--- START Stored records ---

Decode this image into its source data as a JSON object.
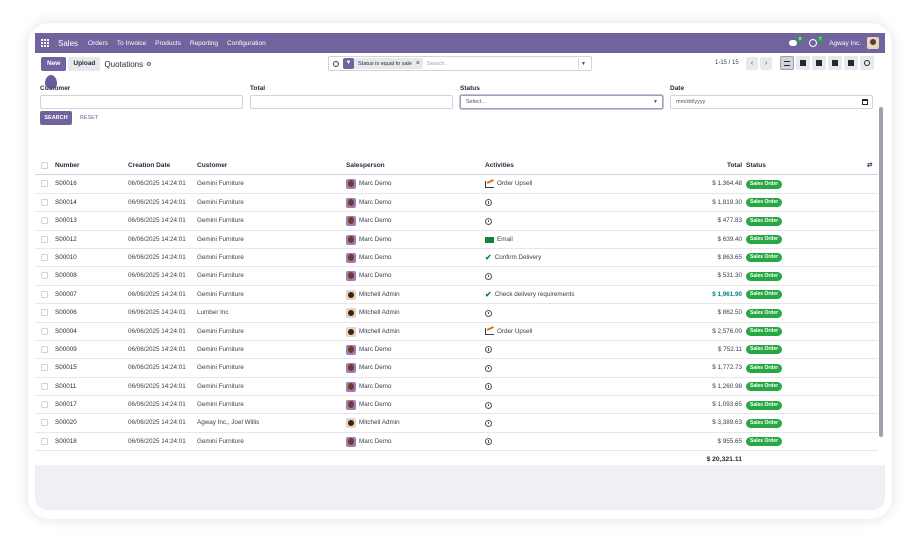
{
  "navbar": {
    "app_name": "Sales",
    "menu": [
      "Orders",
      "To Invoice",
      "Products",
      "Reporting",
      "Configuration"
    ],
    "messages_badge": "8",
    "activities_badge": "7",
    "company": "Agway Inc."
  },
  "control": {
    "new_label": "New",
    "upload_label": "Upload",
    "breadcrumb": "Quotations",
    "search_facet": "Status is equal to sale",
    "search_placeholder": "Search...",
    "pager": "1-15 / 15"
  },
  "filters": {
    "customer_label": "Customer",
    "total_label": "Total",
    "status_label": "Status",
    "status_value": "Select...",
    "date_label": "Date",
    "date_placeholder": "mm/dd/yyyy",
    "search_button": "SEARCH",
    "reset_button": "RESET"
  },
  "table": {
    "headers": {
      "number": "Number",
      "creation_date": "Creation Date",
      "customer": "Customer",
      "salesperson": "Salesperson",
      "activities": "Activities",
      "total": "Total",
      "status": "Status"
    },
    "rows": [
      {
        "number": "S00016",
        "date": "06/06/2025 14:24:01",
        "customer": "Gemini Furniture",
        "salesperson": "Marc Demo",
        "avatar": "marc",
        "activity_icon": "upsell-icon",
        "activity": "Order Upsell",
        "total": "$ 1,364.48",
        "status": "Sales Order"
      },
      {
        "number": "S00014",
        "date": "06/06/2025 14:24:01",
        "customer": "Gemini Furniture",
        "salesperson": "Marc Demo",
        "avatar": "marc",
        "activity_icon": "clock-icon",
        "activity": "",
        "total": "$ 1,819.30",
        "status": "Sales Order"
      },
      {
        "number": "S00013",
        "date": "06/06/2025 14:24:01",
        "customer": "Gemini Furniture",
        "salesperson": "Marc Demo",
        "avatar": "marc",
        "activity_icon": "clock-icon",
        "activity": "",
        "total": "$ 477.83",
        "status": "Sales Order"
      },
      {
        "number": "S00012",
        "date": "06/06/2025 14:24:01",
        "customer": "Gemini Furniture",
        "salesperson": "Marc Demo",
        "avatar": "marc",
        "activity_icon": "email-icon",
        "activity": "Email",
        "total": "$ 639.40",
        "status": "Sales Order"
      },
      {
        "number": "S00010",
        "date": "06/06/2025 14:24:01",
        "customer": "Gemini Furniture",
        "salesperson": "Marc Demo",
        "avatar": "marc",
        "activity_icon": "check-icon",
        "activity": "Confirm Delivery",
        "total": "$ 863.65",
        "status": "Sales Order"
      },
      {
        "number": "S00008",
        "date": "06/06/2025 14:24:01",
        "customer": "Gemini Furniture",
        "salesperson": "Marc Demo",
        "avatar": "marc",
        "activity_icon": "clock-icon",
        "activity": "",
        "total": "$ 531.30",
        "status": "Sales Order"
      },
      {
        "number": "S00007",
        "date": "06/06/2025 14:24:01",
        "customer": "Gemini Furniture",
        "salesperson": "Mitchell Admin",
        "avatar": "mitchell",
        "activity_icon": "check-icon",
        "activity": "Check delivery requirements",
        "total": "$ 1,961.90",
        "status": "Sales Order",
        "highlight": true
      },
      {
        "number": "S00006",
        "date": "06/06/2025 14:24:01",
        "customer": "Lumber Inc",
        "salesperson": "Mitchell Admin",
        "avatar": "mitchell",
        "activity_icon": "clock-icon",
        "activity": "",
        "total": "$ 862.50",
        "status": "Sales Order"
      },
      {
        "number": "S00004",
        "date": "06/06/2025 14:24:01",
        "customer": "Gemini Furniture",
        "salesperson": "Mitchell Admin",
        "avatar": "mitchell",
        "activity_icon": "upsell-icon",
        "activity": "Order Upsell",
        "total": "$ 2,576.00",
        "status": "Sales Order"
      },
      {
        "number": "S00009",
        "date": "06/06/2025 14:24:01",
        "customer": "Gemini Furniture",
        "salesperson": "Marc Demo",
        "avatar": "marc",
        "activity_icon": "clock-icon",
        "activity": "",
        "total": "$ 752.11",
        "status": "Sales Order"
      },
      {
        "number": "S00015",
        "date": "06/06/2025 14:24:01",
        "customer": "Gemini Furniture",
        "salesperson": "Marc Demo",
        "avatar": "marc",
        "activity_icon": "clock-icon",
        "activity": "",
        "total": "$ 1,772.73",
        "status": "Sales Order"
      },
      {
        "number": "S00011",
        "date": "06/06/2025 14:24:01",
        "customer": "Gemini Furniture",
        "salesperson": "Marc Demo",
        "avatar": "marc",
        "activity_icon": "clock-icon",
        "activity": "",
        "total": "$ 1,260.98",
        "status": "Sales Order"
      },
      {
        "number": "S00017",
        "date": "06/06/2025 14:24:01",
        "customer": "Gemini Furniture",
        "salesperson": "Marc Demo",
        "avatar": "marc",
        "activity_icon": "clock-icon",
        "activity": "",
        "total": "$ 1,093.65",
        "status": "Sales Order"
      },
      {
        "number": "S00020",
        "date": "06/06/2025 14:24:01",
        "customer": "Agway Inc., Joel Willis",
        "salesperson": "Mitchell Admin",
        "avatar": "mitchell",
        "activity_icon": "clock-icon",
        "activity": "",
        "total": "$ 3,389.63",
        "status": "Sales Order"
      },
      {
        "number": "S00018",
        "date": "06/06/2025 14:24:01",
        "customer": "Gemini Furniture",
        "salesperson": "Marc Demo",
        "avatar": "marc",
        "activity_icon": "clock-icon",
        "activity": "",
        "total": "$ 955.65",
        "status": "Sales Order"
      }
    ],
    "grand_total": "$ 20,321.11"
  },
  "colors": {
    "brand": "#71639e",
    "status_badge": "#28a745",
    "highlight_total": "#017e84"
  }
}
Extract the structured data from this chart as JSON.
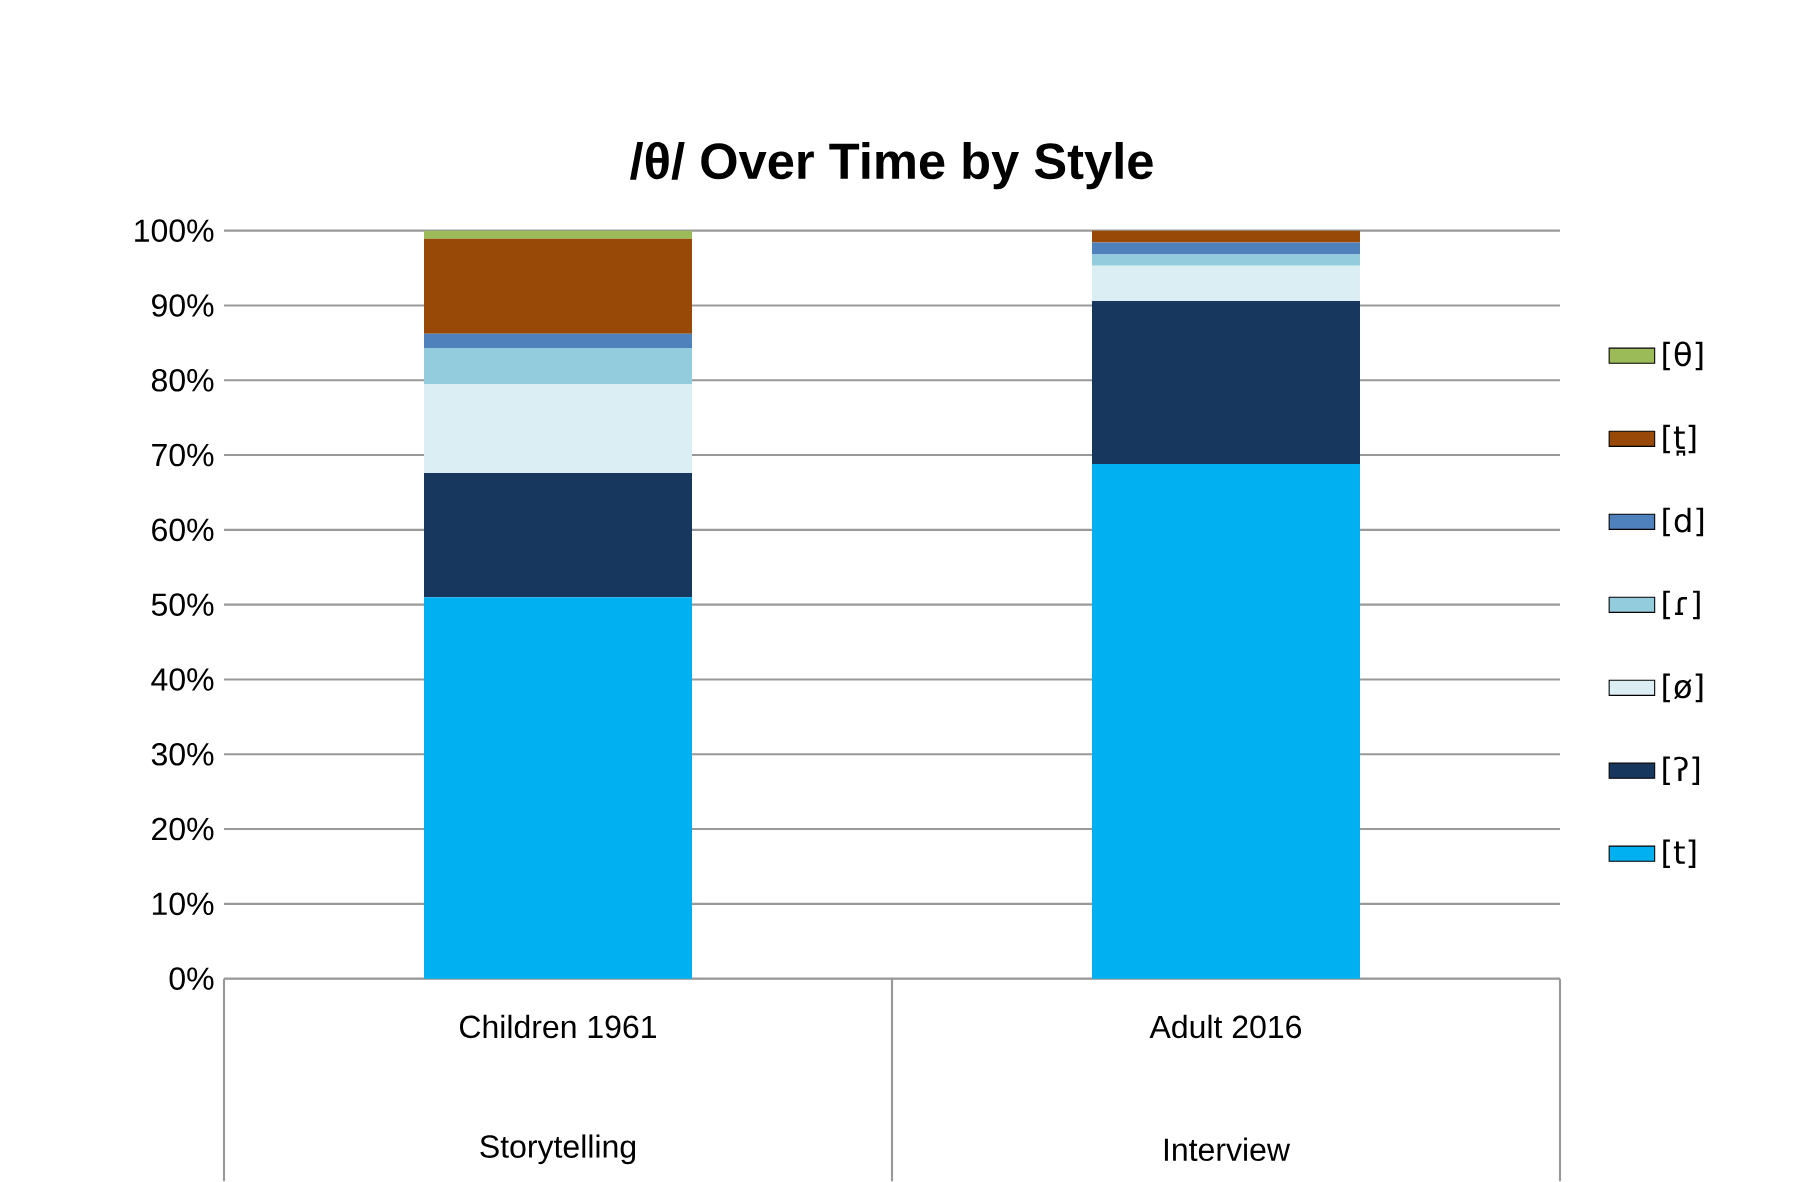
{
  "chart_data": {
    "type": "bar",
    "title": "/θ/ Over Time by Style",
    "stacked": true,
    "categories": [
      "Children 1961",
      "Adult 2016"
    ],
    "annotations": [
      "Storytelling",
      "Interview"
    ],
    "series": [
      {
        "name": "[t]",
        "color": "#00b0f0",
        "values": [
          51.0,
          68.8
        ]
      },
      {
        "name": "[ʔ]",
        "color": "#17375e",
        "values": [
          16.6,
          21.8
        ]
      },
      {
        "name": "[ø]",
        "color": "#dbeef4",
        "values": [
          11.9,
          4.7
        ]
      },
      {
        "name": "[ɾ]",
        "color": "#93cddd",
        "values": [
          4.8,
          1.5
        ]
      },
      {
        "name": "[d]",
        "color": "#4f81bd",
        "values": [
          1.9,
          1.6
        ]
      },
      {
        "name": "[t̪]",
        "color": "#984807",
        "values": [
          12.7,
          1.6
        ]
      },
      {
        "name": "[θ]",
        "color": "#9bbb59",
        "values": [
          1.1,
          0
        ]
      }
    ],
    "ylim": [
      0,
      100
    ],
    "yticks": [
      {
        "value": 0,
        "label": "0%"
      },
      {
        "value": 10,
        "label": "10%"
      },
      {
        "value": 20,
        "label": "20%"
      },
      {
        "value": 30,
        "label": "30%"
      },
      {
        "value": 40,
        "label": "40%"
      },
      {
        "value": 50,
        "label": "50%"
      },
      {
        "value": 60,
        "label": "60%"
      },
      {
        "value": 70,
        "label": "70%"
      },
      {
        "value": 80,
        "label": "80%"
      },
      {
        "value": 90,
        "label": "90%"
      },
      {
        "value": 100,
        "label": "100%"
      }
    ],
    "grid": "y",
    "legend": "right"
  }
}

--- END Stored records ---

__Prompt__
Leave out the pictures and print each record exactly as it stands.

__Exercise result__
Decode this image into its source data as a JSON object.
{
  "navbar": {
    "app_name": "Sales",
    "menu": [
      "Orders",
      "To Invoice",
      "Products",
      "Reporting",
      "Configuration"
    ],
    "messages_badge": "8",
    "activities_badge": "7",
    "company": "Agway Inc."
  },
  "control": {
    "new_label": "New",
    "upload_label": "Upload",
    "breadcrumb": "Quotations",
    "search_facet": "Status is equal to sale",
    "search_placeholder": "Search...",
    "pager": "1-15 / 15"
  },
  "filters": {
    "customer_label": "Customer",
    "total_label": "Total",
    "status_label": "Status",
    "status_value": "Select...",
    "date_label": "Date",
    "date_placeholder": "mm/dd/yyyy",
    "search_button": "SEARCH",
    "reset_button": "RESET"
  },
  "table": {
    "headers": {
      "number": "Number",
      "creation_date": "Creation Date",
      "customer": "Customer",
      "salesperson": "Salesperson",
      "activities": "Activities",
      "total": "Total",
      "status": "Status"
    },
    "rows": [
      {
        "number": "S00016",
        "date": "06/06/2025 14:24:01",
        "customer": "Gemini Furniture",
        "salesperson": "Marc Demo",
        "avatar": "marc",
        "activity_icon": "upsell-icon",
        "activity": "Order Upsell",
        "total": "$ 1,364.48",
        "status": "Sales Order"
      },
      {
        "number": "S00014",
        "date": "06/06/2025 14:24:01",
        "customer": "Gemini Furniture",
        "salesperson": "Marc Demo",
        "avatar": "marc",
        "activity_icon": "clock-icon",
        "activity": "",
        "total": "$ 1,819.30",
        "status": "Sales Order"
      },
      {
        "number": "S00013",
        "date": "06/06/2025 14:24:01",
        "customer": "Gemini Furniture",
        "salesperson": "Marc Demo",
        "avatar": "marc",
        "activity_icon": "clock-icon",
        "activity": "",
        "total": "$ 477.83",
        "status": "Sales Order"
      },
      {
        "number": "S00012",
        "date": "06/06/2025 14:24:01",
        "customer": "Gemini Furniture",
        "salesperson": "Marc Demo",
        "avatar": "marc",
        "activity_icon": "email-icon",
        "activity": "Email",
        "total": "$ 639.40",
        "status": "Sales Order"
      },
      {
        "number": "S00010",
        "date": "06/06/2025 14:24:01",
        "customer": "Gemini Furniture",
        "salesperson": "Marc Demo",
        "avatar": "marc",
        "activity_icon": "check-icon",
        "activity": "Confirm Delivery",
        "total": "$ 863.65",
        "status": "Sales Order"
      },
      {
        "number": "S00008",
        "date": "06/06/2025 14:24:01",
        "customer": "Gemini Furniture",
        "salesperson": "Marc Demo",
        "avatar": "marc",
        "activity_icon": "clock-icon",
        "activity": "",
        "total": "$ 531.30",
        "status": "Sales Order"
      },
      {
        "number": "S00007",
        "date": "06/06/2025 14:24:01",
        "customer": "Gemini Furniture",
        "salesperson": "Mitchell Admin",
        "avatar": "mitchell",
        "activity_icon": "check-icon",
        "activity": "Check delivery requirements",
        "total": "$ 1,961.90",
        "status": "Sales Order",
        "highlight": true
      },
      {
        "number": "S00006",
        "date": "06/06/2025 14:24:01",
        "customer": "Lumber Inc",
        "salesperson": "Mitchell Admin",
        "avatar": "mitchell",
        "activity_icon": "clock-icon",
        "activity": "",
        "total": "$ 862.50",
        "status": "Sales Order"
      },
      {
        "number": "S00004",
        "date": "06/06/2025 14:24:01",
        "customer": "Gemini Furniture",
        "salesperson": "Mitchell Admin",
        "avatar": "mitchell",
        "activity_icon": "upsell-icon",
        "activity": "Order Upsell",
        "total": "$ 2,576.00",
        "status": "Sales Order"
      },
      {
        "number": "S00009",
        "date": "06/06/2025 14:24:01",
        "customer": "Gemini Furniture",
        "salesperson": "Marc Demo",
        "avatar": "marc",
        "activity_icon": "clock-icon",
        "activity": "",
        "total": "$ 752.11",
        "status": "Sales Order"
      },
      {
        "number": "S00015",
        "date": "06/06/2025 14:24:01",
        "customer": "Gemini Furniture",
        "salesperson": "Marc Demo",
        "avatar": "marc",
        "activity_icon": "clock-icon",
        "activity": "",
        "total": "$ 1,772.73",
        "status": "Sales Order"
      },
      {
        "number": "S00011",
        "date": "06/06/2025 14:24:01",
        "customer": "Gemini Furniture",
        "salesperson": "Marc Demo",
        "avatar": "marc",
        "activity_icon": "clock-icon",
        "activity": "",
        "total": "$ 1,260.98",
        "status": "Sales Order"
      },
      {
        "number": "S00017",
        "date": "06/06/2025 14:24:01",
        "customer": "Gemini Furniture",
        "salesperson": "Marc Demo",
        "avatar": "marc",
        "activity_icon": "clock-icon",
        "activity": "",
        "total": "$ 1,093.65",
        "status": "Sales Order"
      },
      {
        "number": "S00020",
        "date": "06/06/2025 14:24:01",
        "customer": "Agway Inc., Joel Willis",
        "salesperson": "Mitchell Admin",
        "avatar": "mitchell",
        "activity_icon": "clock-icon",
        "activity": "",
        "total": "$ 3,389.63",
        "status": "Sales Order"
      },
      {
        "number": "S00018",
        "date": "06/06/2025 14:24:01",
        "customer": "Gemini Furniture",
        "salesperson": "Marc Demo",
        "avatar": "marc",
        "activity_icon": "clock-icon",
        "activity": "",
        "total": "$ 955.65",
        "status": "Sales Order"
      }
    ],
    "grand_total": "$ 20,321.11"
  },
  "colors": {
    "brand": "#71639e",
    "status_badge": "#28a745",
    "highlight_total": "#017e84"
  }
}
Extract the structured data from this chart as JSON.
{
  "chart_data": {
    "type": "bar",
    "title": "/θ/ Over Time by Style",
    "stacked": true,
    "categories": [
      "Children 1961",
      "Adult 2016"
    ],
    "annotations": [
      "Storytelling",
      "Interview"
    ],
    "series": [
      {
        "name": "[t]",
        "color": "#00b0f0",
        "values": [
          51.0,
          68.8
        ]
      },
      {
        "name": "[ʔ]",
        "color": "#17375e",
        "values": [
          16.6,
          21.8
        ]
      },
      {
        "name": "[ø]",
        "color": "#dbeef4",
        "values": [
          11.9,
          4.7
        ]
      },
      {
        "name": "[ɾ]",
        "color": "#93cddd",
        "values": [
          4.8,
          1.5
        ]
      },
      {
        "name": "[d]",
        "color": "#4f81bd",
        "values": [
          1.9,
          1.6
        ]
      },
      {
        "name": "[t̪]",
        "color": "#984807",
        "values": [
          12.7,
          1.6
        ]
      },
      {
        "name": "[θ]",
        "color": "#9bbb59",
        "values": [
          1.1,
          0
        ]
      }
    ],
    "ylim": [
      0,
      100
    ],
    "yticks": [
      {
        "value": 0,
        "label": "0%"
      },
      {
        "value": 10,
        "label": "10%"
      },
      {
        "value": 20,
        "label": "20%"
      },
      {
        "value": 30,
        "label": "30%"
      },
      {
        "value": 40,
        "label": "40%"
      },
      {
        "value": 50,
        "label": "50%"
      },
      {
        "value": 60,
        "label": "60%"
      },
      {
        "value": 70,
        "label": "70%"
      },
      {
        "value": 80,
        "label": "80%"
      },
      {
        "value": 90,
        "label": "90%"
      },
      {
        "value": 100,
        "label": "100%"
      }
    ],
    "grid": "y",
    "legend": "right"
  }
}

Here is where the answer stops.